## [Your goal]
Please list all lines of the material below in which the string "Phone" occurs.

[Dataset entries]
· · · · ·

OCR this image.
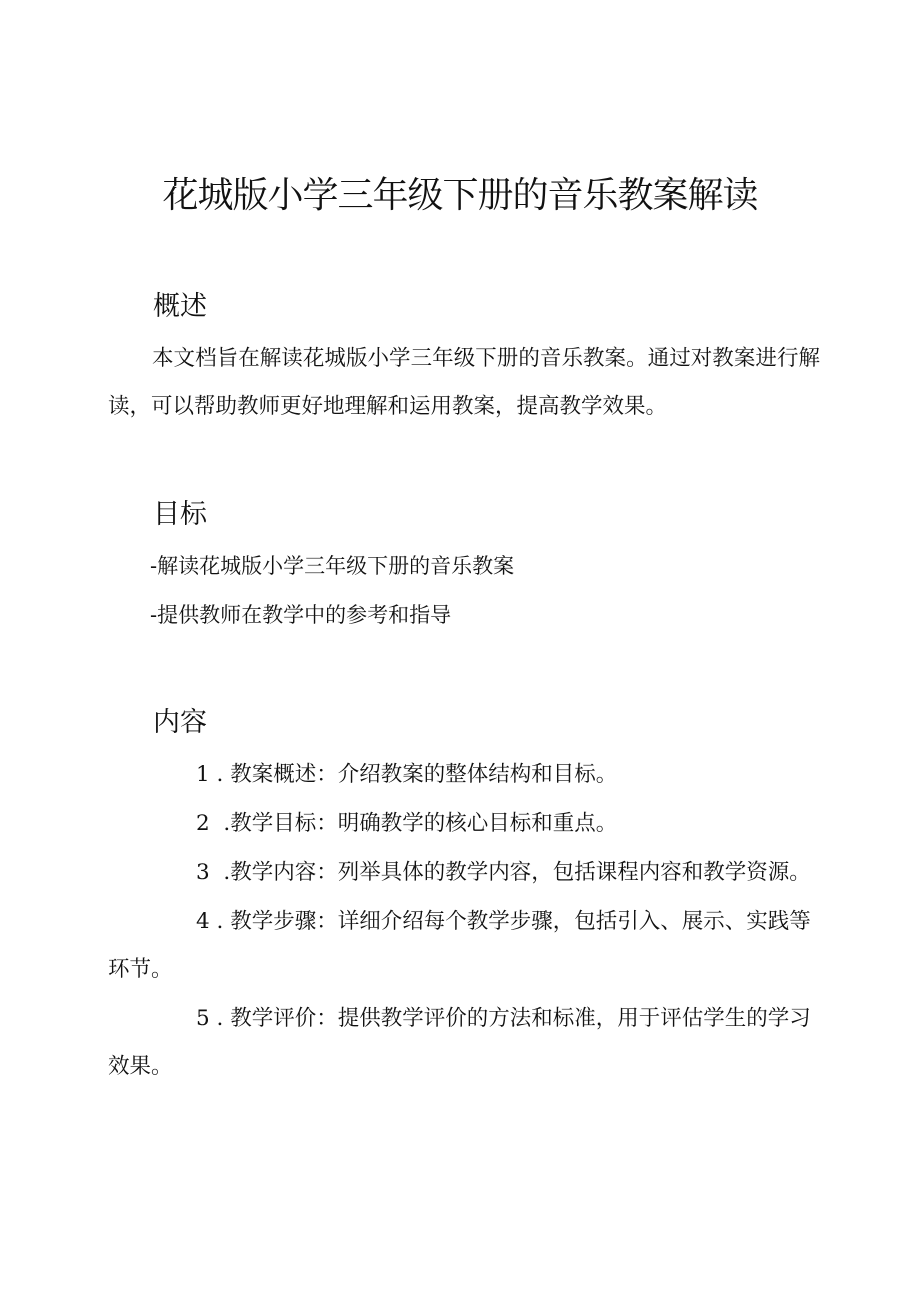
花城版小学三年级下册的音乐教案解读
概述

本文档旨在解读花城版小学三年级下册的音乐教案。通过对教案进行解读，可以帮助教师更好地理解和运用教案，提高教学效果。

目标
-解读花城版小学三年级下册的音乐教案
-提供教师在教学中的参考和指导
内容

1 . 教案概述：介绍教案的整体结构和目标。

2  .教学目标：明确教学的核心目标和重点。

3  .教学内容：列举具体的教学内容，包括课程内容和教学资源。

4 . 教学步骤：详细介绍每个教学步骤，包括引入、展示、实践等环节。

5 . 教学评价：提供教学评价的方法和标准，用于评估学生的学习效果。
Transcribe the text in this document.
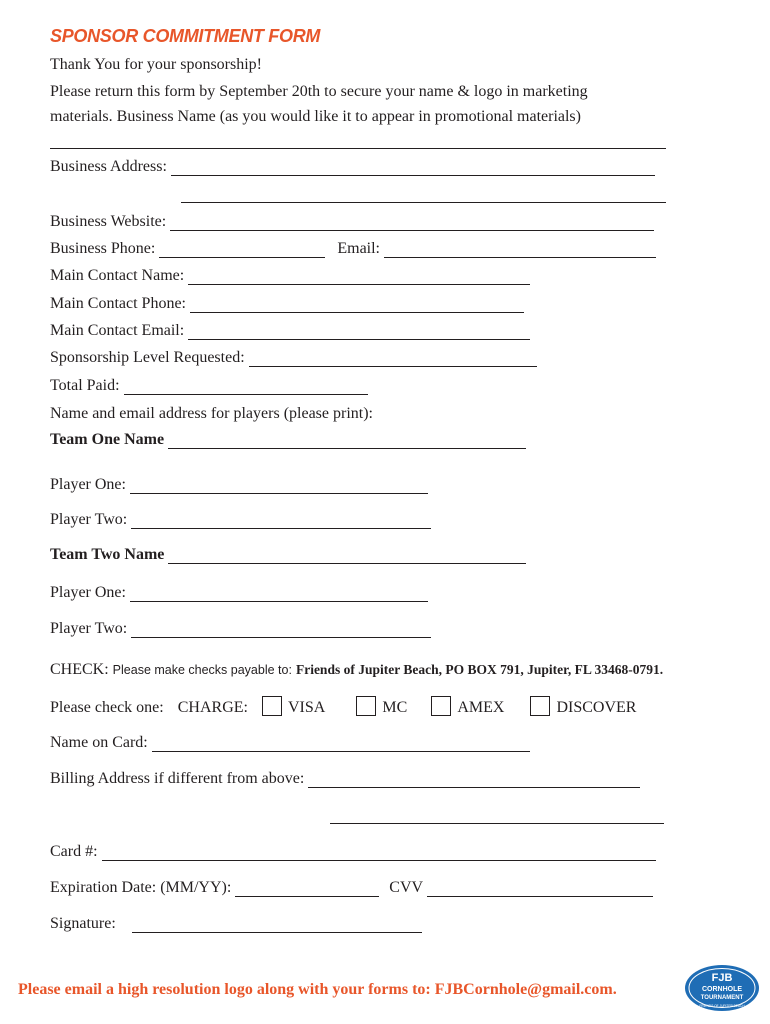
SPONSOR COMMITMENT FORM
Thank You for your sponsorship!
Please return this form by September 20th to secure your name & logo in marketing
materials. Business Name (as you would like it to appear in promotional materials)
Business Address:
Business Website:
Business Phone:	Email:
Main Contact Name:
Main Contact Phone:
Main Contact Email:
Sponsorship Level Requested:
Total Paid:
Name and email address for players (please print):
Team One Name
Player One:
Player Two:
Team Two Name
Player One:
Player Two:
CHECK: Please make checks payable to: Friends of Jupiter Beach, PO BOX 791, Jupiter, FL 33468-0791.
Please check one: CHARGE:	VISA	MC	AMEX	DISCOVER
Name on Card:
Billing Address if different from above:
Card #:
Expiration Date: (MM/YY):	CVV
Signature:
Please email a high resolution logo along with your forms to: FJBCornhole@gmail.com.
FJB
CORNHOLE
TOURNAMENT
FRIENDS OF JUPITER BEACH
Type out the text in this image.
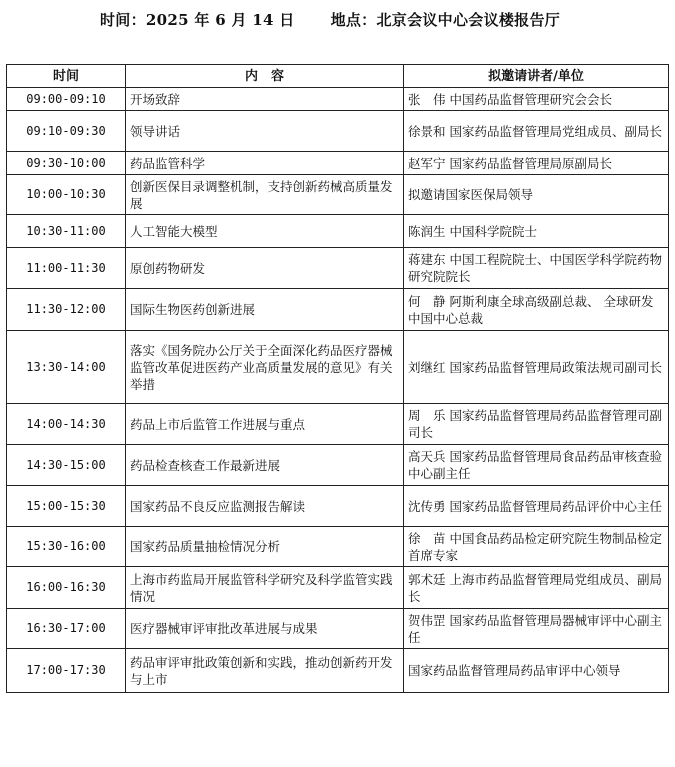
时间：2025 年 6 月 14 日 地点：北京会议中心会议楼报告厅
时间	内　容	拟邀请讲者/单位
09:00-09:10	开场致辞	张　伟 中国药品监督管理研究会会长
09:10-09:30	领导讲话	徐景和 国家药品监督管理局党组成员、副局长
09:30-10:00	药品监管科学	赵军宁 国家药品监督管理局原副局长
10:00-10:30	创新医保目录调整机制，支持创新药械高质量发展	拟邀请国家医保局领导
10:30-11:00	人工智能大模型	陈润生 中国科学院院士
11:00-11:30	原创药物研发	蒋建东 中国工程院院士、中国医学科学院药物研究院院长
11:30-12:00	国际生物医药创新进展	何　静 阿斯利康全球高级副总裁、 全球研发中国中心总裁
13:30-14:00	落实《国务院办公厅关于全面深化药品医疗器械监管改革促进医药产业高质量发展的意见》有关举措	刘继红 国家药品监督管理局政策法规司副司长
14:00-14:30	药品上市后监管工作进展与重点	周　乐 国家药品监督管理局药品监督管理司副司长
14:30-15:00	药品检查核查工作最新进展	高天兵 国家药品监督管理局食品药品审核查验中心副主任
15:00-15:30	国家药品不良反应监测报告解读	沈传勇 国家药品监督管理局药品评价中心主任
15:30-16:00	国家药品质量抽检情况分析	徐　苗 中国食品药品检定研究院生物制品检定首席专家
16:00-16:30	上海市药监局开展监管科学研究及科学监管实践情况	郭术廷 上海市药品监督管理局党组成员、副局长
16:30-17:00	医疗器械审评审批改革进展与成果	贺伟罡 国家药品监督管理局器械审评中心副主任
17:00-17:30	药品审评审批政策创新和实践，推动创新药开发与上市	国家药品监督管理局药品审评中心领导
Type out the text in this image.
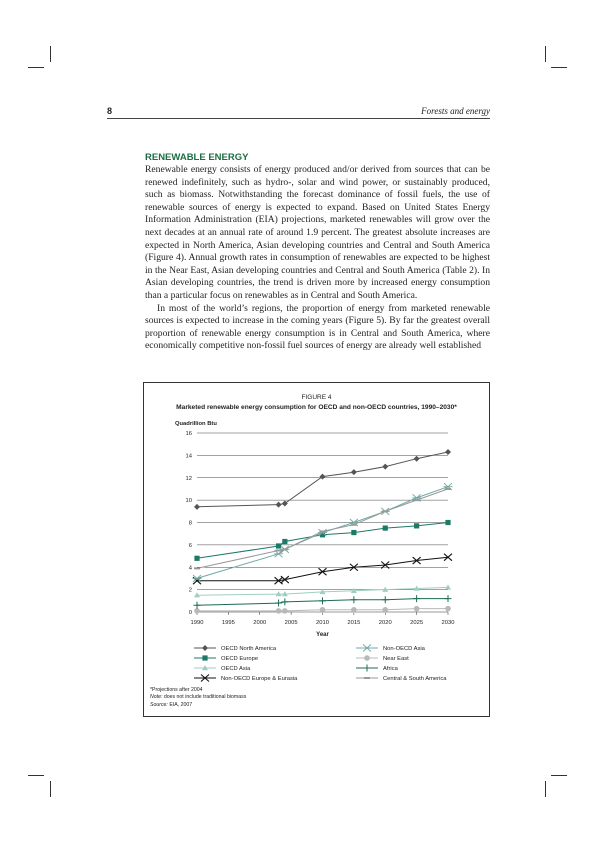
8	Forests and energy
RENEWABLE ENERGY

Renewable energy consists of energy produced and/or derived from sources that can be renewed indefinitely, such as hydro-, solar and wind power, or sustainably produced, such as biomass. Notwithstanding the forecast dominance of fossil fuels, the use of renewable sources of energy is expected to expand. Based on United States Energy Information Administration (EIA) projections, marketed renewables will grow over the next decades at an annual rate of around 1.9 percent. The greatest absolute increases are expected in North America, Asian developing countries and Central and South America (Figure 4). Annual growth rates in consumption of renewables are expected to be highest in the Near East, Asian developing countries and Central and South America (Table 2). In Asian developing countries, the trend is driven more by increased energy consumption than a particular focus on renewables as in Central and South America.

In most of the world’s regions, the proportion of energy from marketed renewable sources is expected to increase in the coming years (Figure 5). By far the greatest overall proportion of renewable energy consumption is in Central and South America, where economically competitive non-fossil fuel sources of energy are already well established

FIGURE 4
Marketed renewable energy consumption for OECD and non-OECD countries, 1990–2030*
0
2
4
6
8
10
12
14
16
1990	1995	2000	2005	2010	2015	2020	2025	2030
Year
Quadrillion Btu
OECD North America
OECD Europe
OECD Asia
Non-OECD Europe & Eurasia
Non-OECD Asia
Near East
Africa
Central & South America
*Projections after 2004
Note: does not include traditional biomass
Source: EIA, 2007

· · · · ·

## [Answer to the exercise]
Business Phone:	Email:
Main Contact Phone:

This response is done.